* TASK GOAL
Reproduce the data below word for word, line by line, and leave out the pictures.
[start INFORMATION SUPPLIED]
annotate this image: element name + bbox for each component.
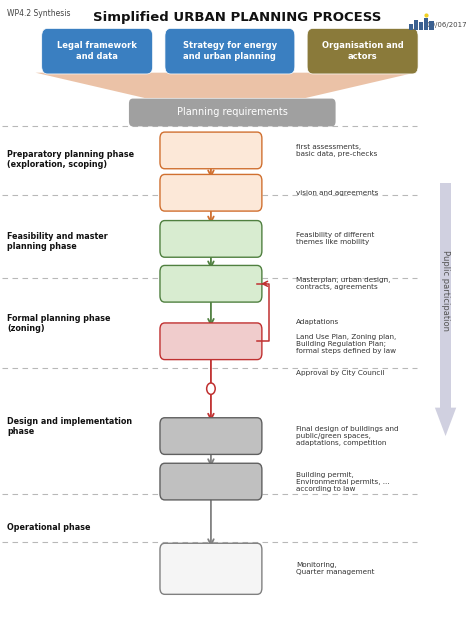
FancyBboxPatch shape [307,28,418,74]
FancyBboxPatch shape [129,99,336,126]
FancyBboxPatch shape [42,28,153,74]
Text: Feasibility studies: Feasibility studies [170,234,252,243]
FancyBboxPatch shape [419,22,423,30]
Text: Puplic participation: Puplic participation [441,250,450,331]
FancyBboxPatch shape [429,21,434,30]
Text: 09/06/2017: 09/06/2017 [426,22,467,28]
FancyBboxPatch shape [160,265,262,302]
FancyBboxPatch shape [160,323,262,360]
Text: Land Use Plan, Zoning plan,
Building Regulation Plan;
formal steps defined by la: Land Use Plan, Zoning plan, Building Reg… [296,334,396,355]
Circle shape [207,383,215,394]
FancyBboxPatch shape [160,463,262,500]
Text: Organisation and
actors: Organisation and actors [322,42,403,61]
FancyBboxPatch shape [160,221,262,257]
FancyBboxPatch shape [160,174,262,211]
Text: Formal planning phase
(zoning): Formal planning phase (zoning) [7,314,110,333]
Text: Preparatory planning phase
(exploration, scoping): Preparatory planning phase (exploration,… [7,150,134,169]
Text: Feasibility of different
themes like mobility: Feasibility of different themes like mob… [296,233,374,245]
Text: Approval by City Council: Approval by City Council [296,370,384,376]
Text: Zoning: Zoning [195,337,227,346]
Text: Master planning: Master planning [174,279,247,288]
FancyBboxPatch shape [160,132,262,169]
Text: Planning requirements: Planning requirements [177,107,288,118]
Text: Policy: Policy [198,188,224,197]
Text: Simplified URBAN PLANNING PROCESS: Simplified URBAN PLANNING PROCESS [93,11,381,24]
Text: Design and implementation
phase: Design and implementation phase [7,417,132,436]
Text: Masterplan, urban design,
contracts, agreements: Masterplan, urban design, contracts, agr… [296,277,391,290]
FancyBboxPatch shape [424,18,428,30]
Text: Legal framework
and data: Legal framework and data [57,42,137,61]
Text: Final design of buildings and
public/green spaces,
adaptations, competition: Final design of buildings and public/gre… [296,426,399,446]
Text: WP4.2 Synthesis: WP4.2 Synthesis [7,9,71,18]
Text: first assessments,
basic data, pre-checks: first assessments, basic data, pre-check… [296,144,378,157]
Text: Building permit,
Environmental permits, ...
according to law: Building permit, Environmental permits, … [296,471,390,492]
Text: First analysis: First analysis [182,146,240,155]
Text: Operational phase: Operational phase [7,523,91,532]
Text: Monitoring,
Quarter management: Monitoring, Quarter management [296,562,375,575]
FancyBboxPatch shape [409,24,413,30]
Text: vision and agreements: vision and agreements [296,190,379,196]
Polygon shape [435,408,456,436]
Text: Permits: Permits [194,477,228,486]
FancyBboxPatch shape [414,20,418,30]
FancyBboxPatch shape [160,544,262,594]
FancyBboxPatch shape [160,418,262,454]
Text: Quality
management: Quality management [181,559,241,578]
Text: Feasibility and master
planning phase: Feasibility and master planning phase [7,232,108,251]
Polygon shape [36,73,415,98]
FancyBboxPatch shape [165,28,295,74]
FancyBboxPatch shape [440,183,451,408]
Text: Strategy for energy
and urban planning: Strategy for energy and urban planning [183,42,277,61]
Text: Design: Design [195,432,227,441]
Text: Adaptations: Adaptations [296,319,339,325]
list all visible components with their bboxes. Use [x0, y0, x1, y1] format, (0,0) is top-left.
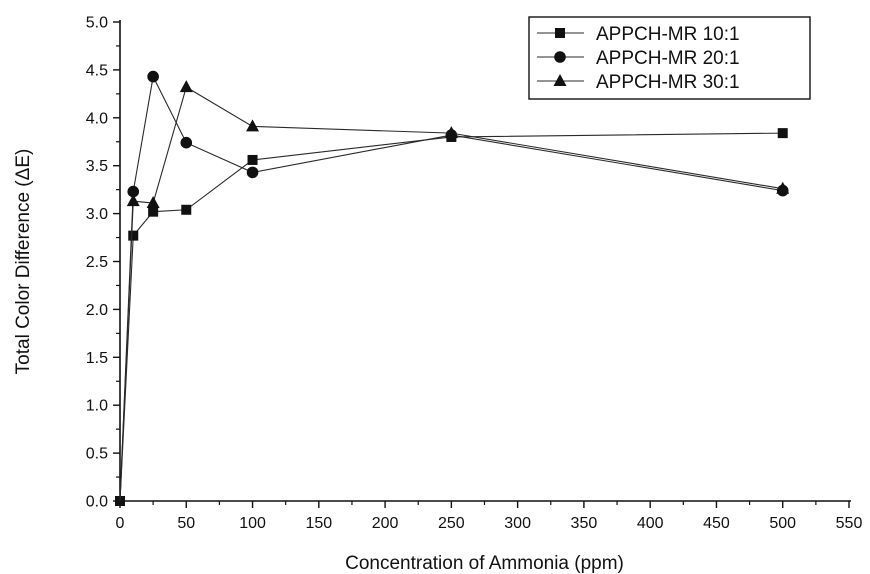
[end INFORMATION SUPPLIED]
* RESPONSE
annotate this image: element name + bbox for each component.
FancyBboxPatch shape [307,28,418,74]
FancyBboxPatch shape [129,99,336,126]
FancyBboxPatch shape [42,28,153,74]
Text: Feasibility studies: Feasibility studies [170,234,252,243]
FancyBboxPatch shape [419,22,423,30]
Text: Puplic participation: Puplic participation [441,250,450,331]
FancyBboxPatch shape [429,21,434,30]
Text: 09/06/2017: 09/06/2017 [426,22,467,28]
FancyBboxPatch shape [160,265,262,302]
FancyBboxPatch shape [160,323,262,360]
Text: Land Use Plan, Zoning plan,
Building Regulation Plan;
formal steps defined by la: Land Use Plan, Zoning plan, Building Reg… [296,334,396,355]
Circle shape [207,383,215,394]
FancyBboxPatch shape [160,463,262,500]
Text: Organisation and
actors: Organisation and actors [322,42,403,61]
FancyBboxPatch shape [160,221,262,257]
FancyBboxPatch shape [160,174,262,211]
Text: Formal planning phase
(zoning): Formal planning phase (zoning) [7,314,110,333]
Text: Preparatory planning phase
(exploration, scoping): Preparatory planning phase (exploration,… [7,150,134,169]
Text: Feasibility of different
themes like mobility: Feasibility of different themes like mob… [296,233,374,245]
Text: Approval by City Council: Approval by City Council [296,370,384,376]
Text: Zoning: Zoning [195,337,227,346]
Text: Master planning: Master planning [174,279,247,288]
FancyBboxPatch shape [160,132,262,169]
Text: Planning requirements: Planning requirements [177,107,288,118]
Text: Policy: Policy [198,188,224,197]
Text: Simplified URBAN PLANNING PROCESS: Simplified URBAN PLANNING PROCESS [93,11,381,24]
Text: Design and implementation
phase: Design and implementation phase [7,417,132,436]
Text: Masterplan, urban design,
contracts, agreements: Masterplan, urban design, contracts, agr… [296,277,391,290]
FancyBboxPatch shape [424,18,428,30]
Text: Legal framework
and data: Legal framework and data [57,42,137,61]
Text: Final design of buildings and
public/green spaces,
adaptations, competition: Final design of buildings and public/gre… [296,426,399,446]
Text: WP4.2 Synthesis: WP4.2 Synthesis [7,9,71,18]
Text: first assessments,
basic data, pre-checks: first assessments, basic data, pre-check… [296,144,378,157]
Text: Building permit,
Environmental permits, ...
according to law: Building permit, Environmental permits, … [296,471,390,492]
Text: First analysis: First analysis [182,146,240,155]
Text: Operational phase: Operational phase [7,523,91,532]
Text: Monitoring,
Quarter management: Monitoring, Quarter management [296,562,375,575]
FancyBboxPatch shape [409,24,413,30]
Text: vision and agreements: vision and agreements [296,190,379,196]
Polygon shape [435,408,456,436]
Text: Permits: Permits [194,477,228,486]
FancyBboxPatch shape [414,20,418,30]
FancyBboxPatch shape [160,544,262,594]
FancyBboxPatch shape [160,418,262,454]
Text: Quality
management: Quality management [181,559,241,578]
Text: Feasibility and master
planning phase: Feasibility and master planning phase [7,232,108,251]
Polygon shape [36,73,415,98]
FancyBboxPatch shape [165,28,295,74]
FancyBboxPatch shape [440,183,451,408]
Text: Strategy for energy
and urban planning: Strategy for energy and urban planning [183,42,277,61]
Text: Design: Design [195,432,227,441]
Text: Adaptations: Adaptations [296,319,339,325]
list all visible components with their bboxes. Use [x0, y0, x1, y1] format, (0,0) is top-left.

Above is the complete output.